**Collected data**
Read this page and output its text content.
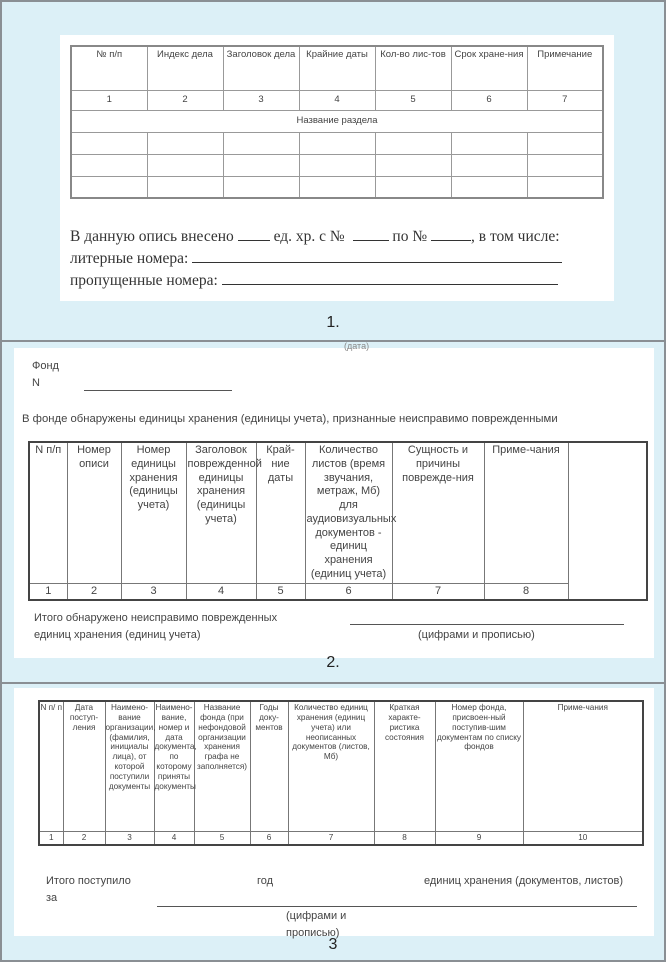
№ п/п	Индекс дела	Заголовок дела	Крайние даты	Кол-во лис-тов	Срок хране-ния	Примечание
1	2	3	4	5	6	7
Название раздела						

В данную опись внесено	ед. хр. с №	по №	, в том числе:
литерные номера:
пропущенные номера:
1.
(дата)
Фонд
N
В фонде обнаружены единицы хранения (единицы учета), признанные неисправимо поврежденными
N п/п	Номер описи	Номер единицы хранения (единицы учета)	Заголовок поврежденной единицы хранения (единицы учета)	Край-ние даты	Количество листов (время звучания, метраж, Мб) для аудиовизуальных документов - единиц хранения (единиц учета)	Сущность и причины поврежде-ния	Приме-чания
1	2	3	4	5	6	7	8
Итого обнаружено неисправимо поврежденных
единиц хранения (единиц учета)	(цифрами и прописью)
2.
N п/ п	Дата поступ-ления	Наимено-вание организации, (фамилия, инициалы лица), от которой поступили документы	Наимено-вание, номер и дата документа, по которому приняты документы	Название фонда (при нефондовой организации хранения графа не заполняется)	Годы доку-ментов	Количество единиц хранения (единиц учета) или неописанных документов (листов, Мб)	Краткая характе-ристика состояния	Номер фонда, присвоен-ный поступив-шим документам по списку фондов	Приме-чания
1	2	3	4	5	6	7	8	9	10
Итого поступило
за
год	единиц хранения (документов, листов)
(цифрами и прописью)
3
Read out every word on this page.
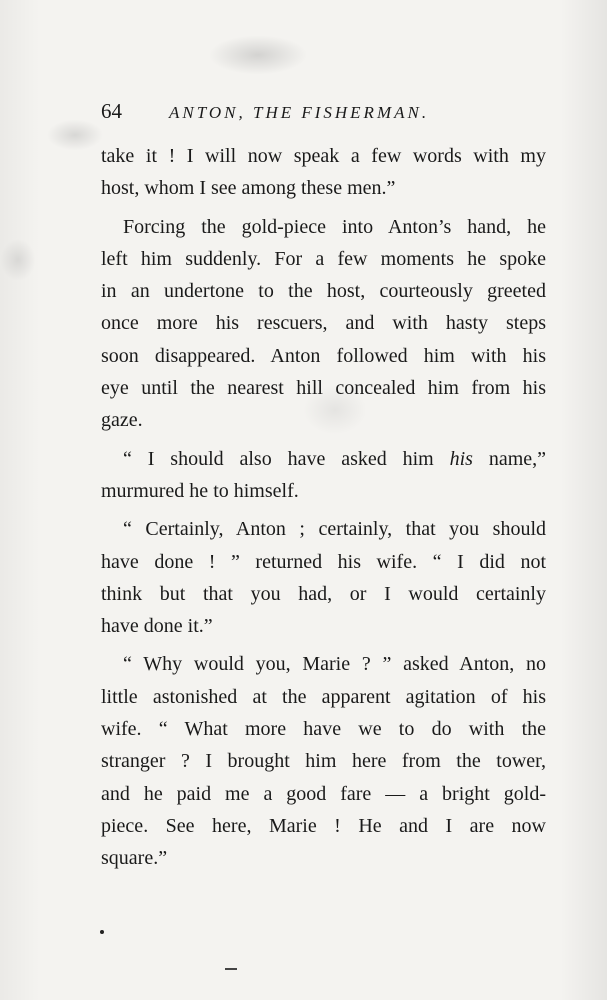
64	ANTON, THE FISHERMAN.
take it ! I will now speak a few words with my
host, whom I see among these men.”
Forcing the gold-piece into Anton’s hand, he
left him suddenly. For a few moments he spoke
in an undertone to the host, courteously greeted
once more his rescuers, and with hasty steps
soon disappeared. Anton followed him with his
eye until the nearest hill concealed him from his
gaze.
“ I should also have asked him his name,”
murmured he to himself.
“ Certainly, Anton ; certainly, that you should
have done ! ” returned his wife. “ I did not
think but that you had, or I would certainly
have done it.”
“ Why would you, Marie ? ” asked Anton, no
little astonished at the apparent agitation of his
wife. “ What more have we to do with the
stranger ? I brought him here from the tower,
and he paid me a good fare — a bright gold-
piece. See here, Marie ! He and I are now
square.”
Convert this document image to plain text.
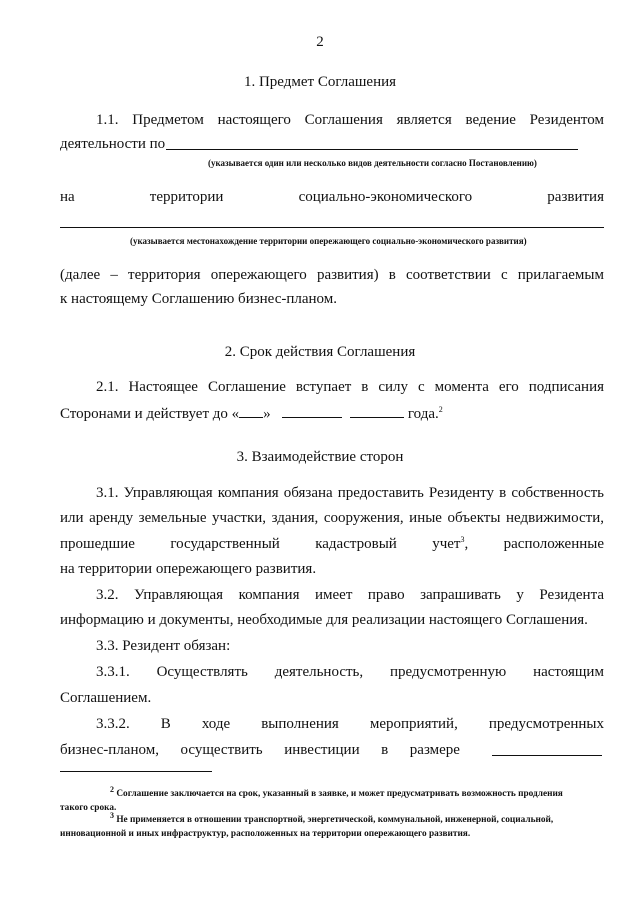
2
1. Предмет Соглашения
1.1. Предметом настоящего Соглашения является ведение Резидентом
деятельности по
(указывается один или несколько видов деятельности согласно Постановлению)
на	территории	социально-экономического	развития
(указывается местонахождение территории опережающего социально-экономического развития)
(далее – территория опережающего развития) в соответствии с прилагаемым
к настоящему Соглашению бизнес-планом.
2. Срок действия Соглашения
2.1. Настоящее Соглашение вступает в силу с момента его подписания
Сторонами и действует до « »	года.$^2$
3. Взаимодействие сторон
3.1. Управляющая компания обязана предоставить Резиденту в собственность
или аренду земельные участки, здания, сооружения, иные объекты недвижимости,
прошедшие государственный кадастровый учет$^3$, расположенные
на территории опережающего развития.
3.2. Управляющая компания имеет право запрашивать у Резидента
информацию и документы, необходимые для реализации настоящего Соглашения.
3.3. Резидент обязан:
3.3.1. Осуществлять деятельность, предусмотренную настоящим
Соглашением.
3.3.2. В ходе выполнения мероприятий, предусмотренных
бизнес-планом, осуществить инвестиции в размере
$^2$ Соглашение заключается на срок, указанный в заявке, и может предусматривать возможность продления
такого срока.
$^3$ Не применяется в отношении транспортной, энергетической, коммунальной, инженерной, социальной,
инновационной и иных инфраструктур, расположенных на территории опережающего развития.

**Instructions for the task**
Without the pictures, write out all of the material exactly.

**Task answer**
Read this page and output its text content.
№ п/п	Индекс дела	Заголовок дела	Крайние даты	Кол-во лис-тов	Срок хране-ния	Примечание
1	2	3	4	5	6	7
Название раздела						

В данную опись внесено	ед. хр. с №	по №	, в том числе:
литерные номера:
пропущенные номера:
1.
(дата)
Фонд
N
В фонде обнаружены единицы хранения (единицы учета), признанные неисправимо поврежденными
N п/п	Номер описи	Номер единицы хранения (единицы учета)	Заголовок поврежденной единицы хранения (единицы учета)	Край-ние даты	Количество листов (время звучания, метраж, Мб) для аудиовизуальных документов - единиц хранения (единиц учета)	Сущность и причины поврежде-ния	Приме-чания
1	2	3	4	5	6	7	8
Итого обнаружено неисправимо поврежденных
единиц хранения (единиц учета)	(цифрами и прописью)
2.
N п/ п	Дата поступ-ления	Наимено-вание организации, (фамилия, инициалы лица), от которой поступили документы	Наимено-вание, номер и дата документа, по которому приняты документы	Название фонда (при нефондовой организации хранения графа не заполняется)	Годы доку-ментов	Количество единиц хранения (единиц учета) или неописанных документов (листов, Мб)	Краткая характе-ристика состояния	Номер фонда, присвоен-ный поступив-шим документам по списку фондов	Приме-чания
1	2	3	4	5	6	7	8	9	10
Итого поступило
за
год	единиц хранения (документов, листов)
(цифрами и прописью)
3
Read out every word on this page.
64	ANTON, THE FISHERMAN.
take it ! I will now speak a few words with my
host, whom I see among these men.”
Forcing the gold-piece into Anton’s hand, he
left him suddenly. For a few moments he spoke
in an undertone to the host, courteously greeted
once more his rescuers, and with hasty steps
soon disappeared. Anton followed him with his
eye until the nearest hill concealed him from his
gaze.
“ I should also have asked him his name,”
murmured he to himself.
“ Certainly, Anton ; certainly, that you should
have done ! ” returned his wife. “ I did not
think but that you had, or I would certainly
have done it.”
“ Why would you, Marie ? ” asked Anton, no
little astonished at the apparent agitation of his
wife. “ What more have we to do with the
stranger ? I brought him here from the tower,
and he paid me a good fare — a bright gold-
piece. See here, Marie ! He and I are now
square.”
Convert this document image to plain text.
2
1. Предмет Соглашения
1.1. Предметом настоящего Соглашения является ведение Резидентом
деятельности по
(указывается один или несколько видов деятельности согласно Постановлению)
на	территории	социально-экономического	развития
(указывается местонахождение территории опережающего социально-экономического развития)
(далее – территория опережающего развития) в соответствии с прилагаемым
к настоящему Соглашению бизнес-планом.
2. Срок действия Соглашения
2.1. Настоящее Соглашение вступает в силу с момента его подписания
Сторонами и действует до « »	года.$^2$
3. Взаимодействие сторон
3.1. Управляющая компания обязана предоставить Резиденту в собственность
или аренду земельные участки, здания, сооружения, иные объекты недвижимости,
прошедшие государственный кадастровый учет$^3$, расположенные
на территории опережающего развития.
3.2. Управляющая компания имеет право запрашивать у Резидента
информацию и документы, необходимые для реализации настоящего Соглашения.
3.3. Резидент обязан:
3.3.1. Осуществлять деятельность, предусмотренную настоящим
Соглашением.
3.3.2. В ходе выполнения мероприятий, предусмотренных
бизнес-планом, осуществить инвестиции в размере
$^2$ Соглашение заключается на срок, указанный в заявке, и может предусматривать возможность продления
такого срока.
$^3$ Не применяется в отношении транспортной, энергетической, коммунальной, инженерной, социальной,
инновационной и иных инфраструктур, расположенных на территории опережающего развития.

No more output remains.